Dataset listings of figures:
-------

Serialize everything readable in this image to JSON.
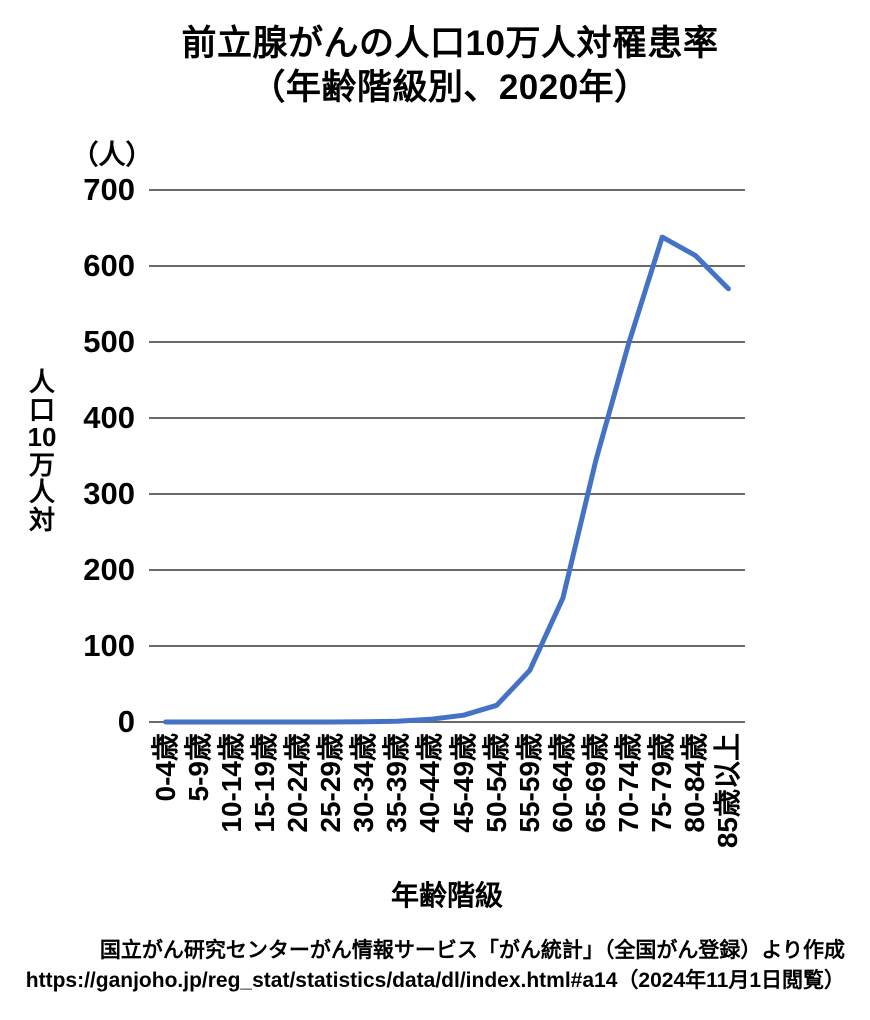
{
  "title": {
    "line1": "前立腺がんの人口10万人対罹患率",
    "line2": "（年齢階級別、2020年）"
  },
  "chart_data": {
    "type": "line",
    "title": "前立腺がんの人口10万人対罹患率（年齢階級別、2020年）",
    "y_unit_label": "（人）",
    "ylabel": "人口10万人対",
    "ylabel_vertical_lines": [
      "人",
      "口",
      "10",
      "万",
      "人",
      "対"
    ],
    "xlabel": "年齢階級",
    "categories": [
      "0-4歳",
      "5-9歳",
      "10-14歳",
      "15-19歳",
      "20-24歳",
      "25-29歳",
      "30-34歳",
      "35-39歳",
      "40-44歳",
      "45-49歳",
      "50-54歳",
      "55-59歳",
      "60-64歳",
      "65-69歳",
      "70-74歳",
      "75-79歳",
      "80-84歳",
      "85歳以上"
    ],
    "values": [
      0,
      0,
      0,
      0,
      0,
      0,
      0.2,
      0.9,
      3.5,
      9,
      22,
      68,
      163,
      345,
      500,
      638,
      614,
      570
    ],
    "ylim": [
      0,
      700
    ],
    "ytick_step": 100,
    "grid": true,
    "legend": "none",
    "line_color": "#4472C4",
    "grid_color": "#6A6A6A",
    "text_color": "#000000"
  },
  "source": {
    "line1": "国立がん研究センターがん情報サービス「がん統計」（全国がん登録）より作成",
    "line2": "https://ganjoho.jp/reg_stat/statistics/data/dl/index.html#a14（2024年11月1日閲覧）"
  }
}
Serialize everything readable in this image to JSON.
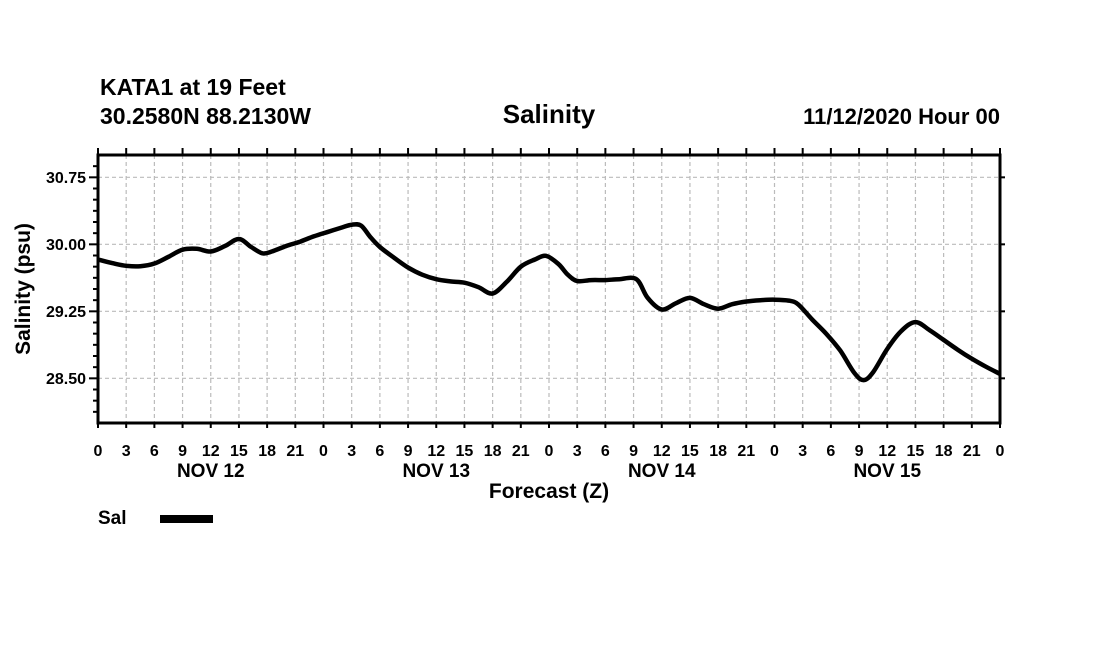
{
  "header": {
    "station_line1": "KATA1 at 19 Feet",
    "station_line2": "30.2580N 88.2130W",
    "title": "Salinity",
    "run_time": "11/12/2020 Hour 00"
  },
  "legend": {
    "label": "Sal",
    "swatch_color": "#000000"
  },
  "colors": {
    "line": "#000000",
    "grid": "#bbbbbb",
    "axis": "#000000",
    "text": "#000000",
    "background": "#ffffff"
  },
  "chart_data": {
    "type": "line",
    "title": "Salinity",
    "xlabel": "Forecast (Z)",
    "ylabel": "Salinity (psu)",
    "ylim": [
      28.0,
      31.0
    ],
    "xlim_hours": [
      0,
      96
    ],
    "grid": "dashed",
    "legend_position": "bottom-left",
    "yticks": [
      {
        "value": 30.75,
        "label": "30.75"
      },
      {
        "value": 30.0,
        "label": "30.00"
      },
      {
        "value": 29.25,
        "label": "29.25"
      },
      {
        "value": 28.5,
        "label": "28.50"
      }
    ],
    "y_minor_step": 0.125,
    "xtick_step_hours": 3,
    "xtick_labels": [
      "0",
      "3",
      "6",
      "9",
      "12",
      "15",
      "18",
      "21",
      "0",
      "3",
      "6",
      "9",
      "12",
      "15",
      "18",
      "21",
      "0",
      "3",
      "6",
      "9",
      "12",
      "15",
      "18",
      "21",
      "0",
      "3",
      "6",
      "9",
      "12",
      "15",
      "18",
      "21",
      "0"
    ],
    "day_labels": [
      {
        "label": "NOV 12",
        "center_hour": 12
      },
      {
        "label": "NOV 13",
        "center_hour": 36
      },
      {
        "label": "NOV 14",
        "center_hour": 60
      },
      {
        "label": "NOV 15",
        "center_hour": 84
      }
    ],
    "series": [
      {
        "name": "Sal",
        "color": "#000000",
        "points": [
          [
            0,
            29.83
          ],
          [
            1.5,
            29.79
          ],
          [
            3,
            29.76
          ],
          [
            4.5,
            29.755
          ],
          [
            6,
            29.785
          ],
          [
            7.5,
            29.86
          ],
          [
            9,
            29.94
          ],
          [
            10.5,
            29.95
          ],
          [
            12,
            29.92
          ],
          [
            13.5,
            29.98
          ],
          [
            15,
            30.06
          ],
          [
            16.3,
            29.97
          ],
          [
            17.5,
            29.9
          ],
          [
            18.5,
            29.92
          ],
          [
            20,
            29.98
          ],
          [
            21.5,
            30.03
          ],
          [
            23,
            30.09
          ],
          [
            24.5,
            30.14
          ],
          [
            26,
            30.19
          ],
          [
            27,
            30.22
          ],
          [
            28,
            30.21
          ],
          [
            29,
            30.08
          ],
          [
            30,
            29.97
          ],
          [
            31.5,
            29.85
          ],
          [
            33,
            29.74
          ],
          [
            34.5,
            29.66
          ],
          [
            36,
            29.61
          ],
          [
            37.5,
            29.585
          ],
          [
            39,
            29.57
          ],
          [
            40.5,
            29.52
          ],
          [
            42,
            29.45
          ],
          [
            43.5,
            29.58
          ],
          [
            45,
            29.75
          ],
          [
            46.5,
            29.83
          ],
          [
            47.7,
            29.87
          ],
          [
            49,
            29.78
          ],
          [
            50,
            29.66
          ],
          [
            51,
            29.59
          ],
          [
            52.5,
            29.6
          ],
          [
            54,
            29.6
          ],
          [
            55.5,
            29.61
          ],
          [
            57.3,
            29.61
          ],
          [
            58.5,
            29.4
          ],
          [
            60,
            29.27
          ],
          [
            61.5,
            29.34
          ],
          [
            63,
            29.4
          ],
          [
            64.5,
            29.33
          ],
          [
            66,
            29.28
          ],
          [
            67.5,
            29.33
          ],
          [
            69,
            29.36
          ],
          [
            70.5,
            29.375
          ],
          [
            72,
            29.38
          ],
          [
            73.5,
            29.37
          ],
          [
            74.5,
            29.33
          ],
          [
            76,
            29.16
          ],
          [
            77.5,
            29.0
          ],
          [
            79,
            28.81
          ],
          [
            80.5,
            28.56
          ],
          [
            81.5,
            28.48
          ],
          [
            82.5,
            28.57
          ],
          [
            84,
            28.83
          ],
          [
            85.5,
            29.03
          ],
          [
            87,
            29.13
          ],
          [
            88.5,
            29.04
          ],
          [
            90,
            28.93
          ],
          [
            91.5,
            28.82
          ],
          [
            93,
            28.72
          ],
          [
            94.5,
            28.63
          ],
          [
            96,
            28.55
          ]
        ]
      }
    ]
  }
}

-------

▶ [Stated task]: Make an exact reproduction of the listing above, without any pictures.

▶ [Reply]:
Serialize everything readable in this image to JSON.
{
  "title": {
    "line1": "前立腺がんの人口10万人対罹患率",
    "line2": "（年齢階級別、2020年）"
  },
  "chart_data": {
    "type": "line",
    "title": "前立腺がんの人口10万人対罹患率（年齢階級別、2020年）",
    "y_unit_label": "（人）",
    "ylabel": "人口10万人対",
    "ylabel_vertical_lines": [
      "人",
      "口",
      "10",
      "万",
      "人",
      "対"
    ],
    "xlabel": "年齢階級",
    "categories": [
      "0-4歳",
      "5-9歳",
      "10-14歳",
      "15-19歳",
      "20-24歳",
      "25-29歳",
      "30-34歳",
      "35-39歳",
      "40-44歳",
      "45-49歳",
      "50-54歳",
      "55-59歳",
      "60-64歳",
      "65-69歳",
      "70-74歳",
      "75-79歳",
      "80-84歳",
      "85歳以上"
    ],
    "values": [
      0,
      0,
      0,
      0,
      0,
      0,
      0.2,
      0.9,
      3.5,
      9,
      22,
      68,
      163,
      345,
      500,
      638,
      614,
      570
    ],
    "ylim": [
      0,
      700
    ],
    "ytick_step": 100,
    "grid": true,
    "legend": "none",
    "line_color": "#4472C4",
    "grid_color": "#6A6A6A",
    "text_color": "#000000"
  },
  "source": {
    "line1": "国立がん研究センターがん情報サービス「がん統計」（全国がん登録）より作成",
    "line2": "https://ganjoho.jp/reg_stat/statistics/data/dl/index.html#a14（2024年11月1日閲覧）"
  }
}
Serialize everything readable in this image to JSON.
{
  "header": {
    "station_line1": "KATA1 at 19 Feet",
    "station_line2": "30.2580N 88.2130W",
    "title": "Salinity",
    "run_time": "11/12/2020 Hour 00"
  },
  "legend": {
    "label": "Sal",
    "swatch_color": "#000000"
  },
  "colors": {
    "line": "#000000",
    "grid": "#bbbbbb",
    "axis": "#000000",
    "text": "#000000",
    "background": "#ffffff"
  },
  "chart_data": {
    "type": "line",
    "title": "Salinity",
    "xlabel": "Forecast (Z)",
    "ylabel": "Salinity (psu)",
    "ylim": [
      28.0,
      31.0
    ],
    "xlim_hours": [
      0,
      96
    ],
    "grid": "dashed",
    "legend_position": "bottom-left",
    "yticks": [
      {
        "value": 30.75,
        "label": "30.75"
      },
      {
        "value": 30.0,
        "label": "30.00"
      },
      {
        "value": 29.25,
        "label": "29.25"
      },
      {
        "value": 28.5,
        "label": "28.50"
      }
    ],
    "y_minor_step": 0.125,
    "xtick_step_hours": 3,
    "xtick_labels": [
      "0",
      "3",
      "6",
      "9",
      "12",
      "15",
      "18",
      "21",
      "0",
      "3",
      "6",
      "9",
      "12",
      "15",
      "18",
      "21",
      "0",
      "3",
      "6",
      "9",
      "12",
      "15",
      "18",
      "21",
      "0",
      "3",
      "6",
      "9",
      "12",
      "15",
      "18",
      "21",
      "0"
    ],
    "day_labels": [
      {
        "label": "NOV 12",
        "center_hour": 12
      },
      {
        "label": "NOV 13",
        "center_hour": 36
      },
      {
        "label": "NOV 14",
        "center_hour": 60
      },
      {
        "label": "NOV 15",
        "center_hour": 84
      }
    ],
    "series": [
      {
        "name": "Sal",
        "color": "#000000",
        "points": [
          [
            0,
            29.83
          ],
          [
            1.5,
            29.79
          ],
          [
            3,
            29.76
          ],
          [
            4.5,
            29.755
          ],
          [
            6,
            29.785
          ],
          [
            7.5,
            29.86
          ],
          [
            9,
            29.94
          ],
          [
            10.5,
            29.95
          ],
          [
            12,
            29.92
          ],
          [
            13.5,
            29.98
          ],
          [
            15,
            30.06
          ],
          [
            16.3,
            29.97
          ],
          [
            17.5,
            29.9
          ],
          [
            18.5,
            29.92
          ],
          [
            20,
            29.98
          ],
          [
            21.5,
            30.03
          ],
          [
            23,
            30.09
          ],
          [
            24.5,
            30.14
          ],
          [
            26,
            30.19
          ],
          [
            27,
            30.22
          ],
          [
            28,
            30.21
          ],
          [
            29,
            30.08
          ],
          [
            30,
            29.97
          ],
          [
            31.5,
            29.85
          ],
          [
            33,
            29.74
          ],
          [
            34.5,
            29.66
          ],
          [
            36,
            29.61
          ],
          [
            37.5,
            29.585
          ],
          [
            39,
            29.57
          ],
          [
            40.5,
            29.52
          ],
          [
            42,
            29.45
          ],
          [
            43.5,
            29.58
          ],
          [
            45,
            29.75
          ],
          [
            46.5,
            29.83
          ],
          [
            47.7,
            29.87
          ],
          [
            49,
            29.78
          ],
          [
            50,
            29.66
          ],
          [
            51,
            29.59
          ],
          [
            52.5,
            29.6
          ],
          [
            54,
            29.6
          ],
          [
            55.5,
            29.61
          ],
          [
            57.3,
            29.61
          ],
          [
            58.5,
            29.4
          ],
          [
            60,
            29.27
          ],
          [
            61.5,
            29.34
          ],
          [
            63,
            29.4
          ],
          [
            64.5,
            29.33
          ],
          [
            66,
            29.28
          ],
          [
            67.5,
            29.33
          ],
          [
            69,
            29.36
          ],
          [
            70.5,
            29.375
          ],
          [
            72,
            29.38
          ],
          [
            73.5,
            29.37
          ],
          [
            74.5,
            29.33
          ],
          [
            76,
            29.16
          ],
          [
            77.5,
            29.0
          ],
          [
            79,
            28.81
          ],
          [
            80.5,
            28.56
          ],
          [
            81.5,
            28.48
          ],
          [
            82.5,
            28.57
          ],
          [
            84,
            28.83
          ],
          [
            85.5,
            29.03
          ],
          [
            87,
            29.13
          ],
          [
            88.5,
            29.04
          ],
          [
            90,
            28.93
          ],
          [
            91.5,
            28.82
          ],
          [
            93,
            28.72
          ],
          [
            94.5,
            28.63
          ],
          [
            96,
            28.55
          ]
        ]
      }
    ]
  }
}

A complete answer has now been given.